▸ WRITTEN EXERCISE: Pull every line that holds the word "затрат" from the entries.

▸ EXERCISE MATERIAL:
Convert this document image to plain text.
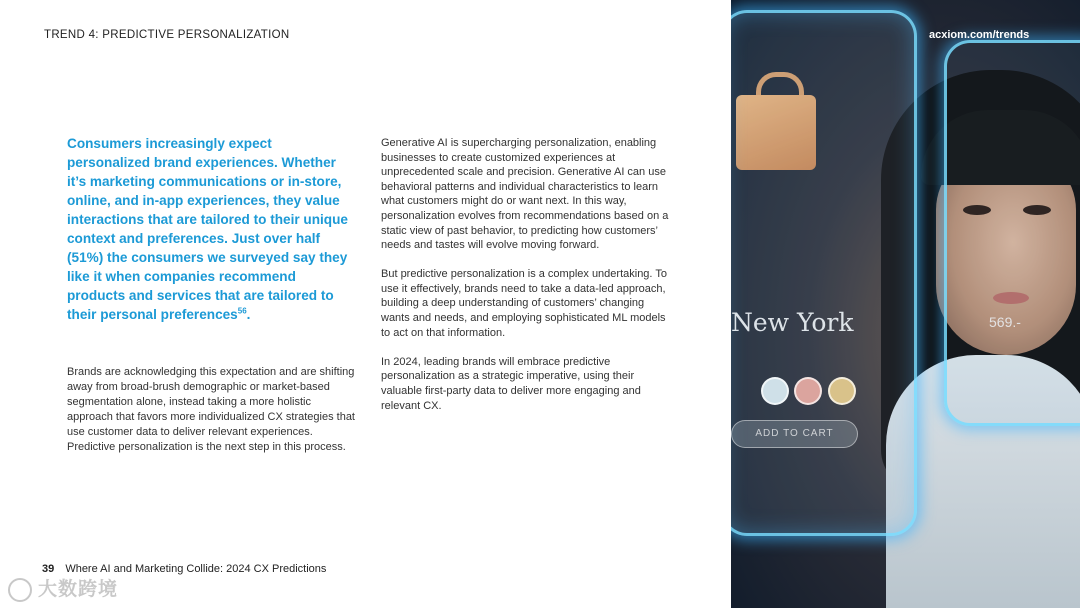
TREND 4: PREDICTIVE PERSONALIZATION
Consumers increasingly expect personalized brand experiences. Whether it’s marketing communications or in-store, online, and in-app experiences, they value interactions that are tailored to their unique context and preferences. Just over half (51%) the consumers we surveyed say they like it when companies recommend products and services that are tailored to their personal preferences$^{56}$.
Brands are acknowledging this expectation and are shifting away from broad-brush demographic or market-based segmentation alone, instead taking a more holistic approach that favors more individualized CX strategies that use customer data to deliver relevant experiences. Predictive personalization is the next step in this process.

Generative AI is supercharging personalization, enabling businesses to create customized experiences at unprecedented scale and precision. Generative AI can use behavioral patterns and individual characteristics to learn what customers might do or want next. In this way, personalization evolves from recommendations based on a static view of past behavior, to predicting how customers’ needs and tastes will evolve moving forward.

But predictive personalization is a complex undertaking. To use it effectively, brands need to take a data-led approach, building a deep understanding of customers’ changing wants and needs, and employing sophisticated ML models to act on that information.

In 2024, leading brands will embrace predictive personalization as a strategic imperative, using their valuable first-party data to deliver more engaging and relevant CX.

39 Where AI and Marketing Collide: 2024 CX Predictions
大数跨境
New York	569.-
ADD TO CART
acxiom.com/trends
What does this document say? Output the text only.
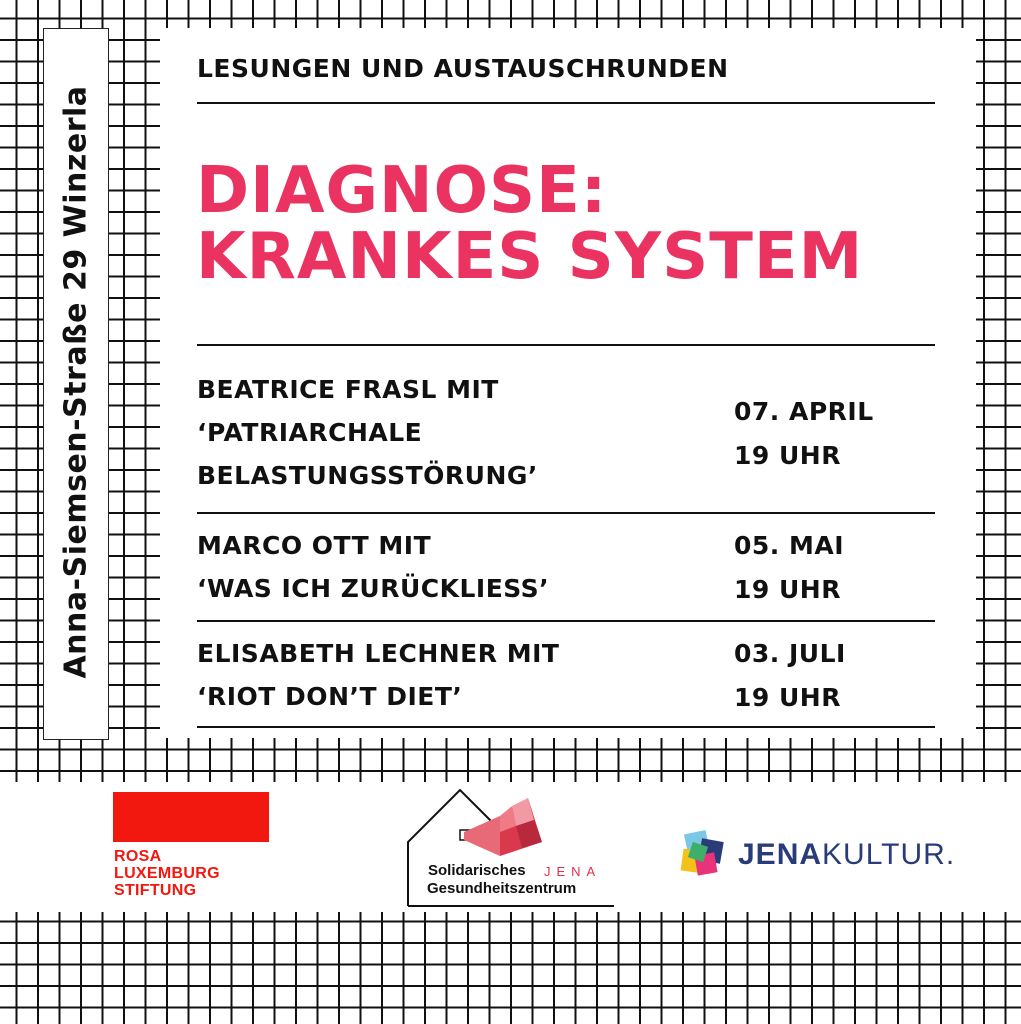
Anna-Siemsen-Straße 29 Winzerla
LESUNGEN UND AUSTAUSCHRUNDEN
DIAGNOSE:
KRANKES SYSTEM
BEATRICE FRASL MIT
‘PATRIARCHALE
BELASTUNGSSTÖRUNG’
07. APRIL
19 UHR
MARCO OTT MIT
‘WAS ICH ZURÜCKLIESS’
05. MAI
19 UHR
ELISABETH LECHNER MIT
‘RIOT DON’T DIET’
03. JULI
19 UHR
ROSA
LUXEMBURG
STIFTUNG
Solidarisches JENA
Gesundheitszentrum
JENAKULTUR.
==
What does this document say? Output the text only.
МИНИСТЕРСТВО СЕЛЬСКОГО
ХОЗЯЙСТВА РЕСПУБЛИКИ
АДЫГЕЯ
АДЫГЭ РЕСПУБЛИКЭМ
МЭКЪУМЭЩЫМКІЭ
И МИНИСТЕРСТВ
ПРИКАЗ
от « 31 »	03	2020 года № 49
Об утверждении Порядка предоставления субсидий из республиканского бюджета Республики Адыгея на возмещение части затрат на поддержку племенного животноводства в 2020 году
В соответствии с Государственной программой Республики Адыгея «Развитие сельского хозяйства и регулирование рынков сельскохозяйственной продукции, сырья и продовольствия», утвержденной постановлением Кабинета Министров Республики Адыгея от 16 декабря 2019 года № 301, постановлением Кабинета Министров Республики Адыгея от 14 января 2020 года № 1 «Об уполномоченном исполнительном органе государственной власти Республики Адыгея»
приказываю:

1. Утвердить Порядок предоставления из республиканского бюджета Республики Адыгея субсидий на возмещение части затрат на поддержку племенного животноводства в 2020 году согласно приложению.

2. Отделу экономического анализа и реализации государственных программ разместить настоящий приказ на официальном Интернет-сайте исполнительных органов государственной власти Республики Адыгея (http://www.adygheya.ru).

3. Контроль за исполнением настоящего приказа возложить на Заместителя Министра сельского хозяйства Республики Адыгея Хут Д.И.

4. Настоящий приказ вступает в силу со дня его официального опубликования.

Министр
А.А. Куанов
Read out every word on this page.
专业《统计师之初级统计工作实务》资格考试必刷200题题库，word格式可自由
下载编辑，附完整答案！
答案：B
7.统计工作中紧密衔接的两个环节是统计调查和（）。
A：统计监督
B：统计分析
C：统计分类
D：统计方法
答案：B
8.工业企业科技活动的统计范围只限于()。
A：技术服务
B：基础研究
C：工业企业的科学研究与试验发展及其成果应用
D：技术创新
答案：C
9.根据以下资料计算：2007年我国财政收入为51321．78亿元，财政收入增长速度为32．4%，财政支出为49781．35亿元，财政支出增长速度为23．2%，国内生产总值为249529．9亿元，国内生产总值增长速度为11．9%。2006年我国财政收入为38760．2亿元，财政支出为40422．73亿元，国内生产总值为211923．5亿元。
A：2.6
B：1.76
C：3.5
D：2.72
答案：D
==
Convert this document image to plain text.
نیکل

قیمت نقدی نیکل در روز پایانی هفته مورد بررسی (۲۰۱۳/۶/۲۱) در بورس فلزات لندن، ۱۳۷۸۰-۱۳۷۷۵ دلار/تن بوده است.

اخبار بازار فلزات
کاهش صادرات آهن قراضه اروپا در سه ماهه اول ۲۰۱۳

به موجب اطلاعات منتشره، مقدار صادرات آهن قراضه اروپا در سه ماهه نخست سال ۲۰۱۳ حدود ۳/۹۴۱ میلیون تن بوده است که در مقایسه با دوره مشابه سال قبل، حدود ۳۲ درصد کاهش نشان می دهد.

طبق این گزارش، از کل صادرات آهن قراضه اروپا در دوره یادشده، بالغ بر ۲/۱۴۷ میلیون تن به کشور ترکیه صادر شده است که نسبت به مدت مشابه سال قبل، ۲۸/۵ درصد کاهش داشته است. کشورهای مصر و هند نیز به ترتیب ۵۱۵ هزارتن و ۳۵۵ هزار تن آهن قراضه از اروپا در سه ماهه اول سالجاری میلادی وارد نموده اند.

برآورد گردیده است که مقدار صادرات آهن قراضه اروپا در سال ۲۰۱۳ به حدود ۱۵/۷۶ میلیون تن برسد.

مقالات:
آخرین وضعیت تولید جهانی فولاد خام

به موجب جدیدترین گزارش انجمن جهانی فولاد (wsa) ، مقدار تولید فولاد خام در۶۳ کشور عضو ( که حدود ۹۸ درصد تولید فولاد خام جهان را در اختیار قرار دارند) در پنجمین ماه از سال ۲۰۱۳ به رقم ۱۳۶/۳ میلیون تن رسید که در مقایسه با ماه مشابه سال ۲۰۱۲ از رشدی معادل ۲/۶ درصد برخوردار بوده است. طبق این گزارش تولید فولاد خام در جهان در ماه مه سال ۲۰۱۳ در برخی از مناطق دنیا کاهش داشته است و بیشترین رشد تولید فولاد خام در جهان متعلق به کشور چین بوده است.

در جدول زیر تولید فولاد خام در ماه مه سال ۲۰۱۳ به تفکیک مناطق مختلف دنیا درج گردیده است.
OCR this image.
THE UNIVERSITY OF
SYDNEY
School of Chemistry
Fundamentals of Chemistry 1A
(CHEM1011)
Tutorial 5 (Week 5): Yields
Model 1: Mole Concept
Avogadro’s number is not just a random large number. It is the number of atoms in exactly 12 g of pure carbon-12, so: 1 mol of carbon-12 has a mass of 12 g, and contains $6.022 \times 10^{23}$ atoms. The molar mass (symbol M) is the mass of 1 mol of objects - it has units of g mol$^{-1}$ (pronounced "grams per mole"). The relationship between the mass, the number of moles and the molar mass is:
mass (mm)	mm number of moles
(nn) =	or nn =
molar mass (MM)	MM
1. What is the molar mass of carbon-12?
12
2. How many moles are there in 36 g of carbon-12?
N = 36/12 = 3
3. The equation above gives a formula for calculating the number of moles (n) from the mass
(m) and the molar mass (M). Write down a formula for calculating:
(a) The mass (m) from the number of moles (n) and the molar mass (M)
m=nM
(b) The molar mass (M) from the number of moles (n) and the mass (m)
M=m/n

▸ FINISHED TASK:
Об утверждении Порядка предоставления субсидий из республиканского бюджета Республики Адыгея на возмещение части затрат на поддержку племенного животноводства в 2020 году
1. Утвердить Порядок предоставления из республиканского бюджета Республики Адыгея субсидий на возмещение части затрат на поддержку племенного животноводства в 2020 году согласно приложению.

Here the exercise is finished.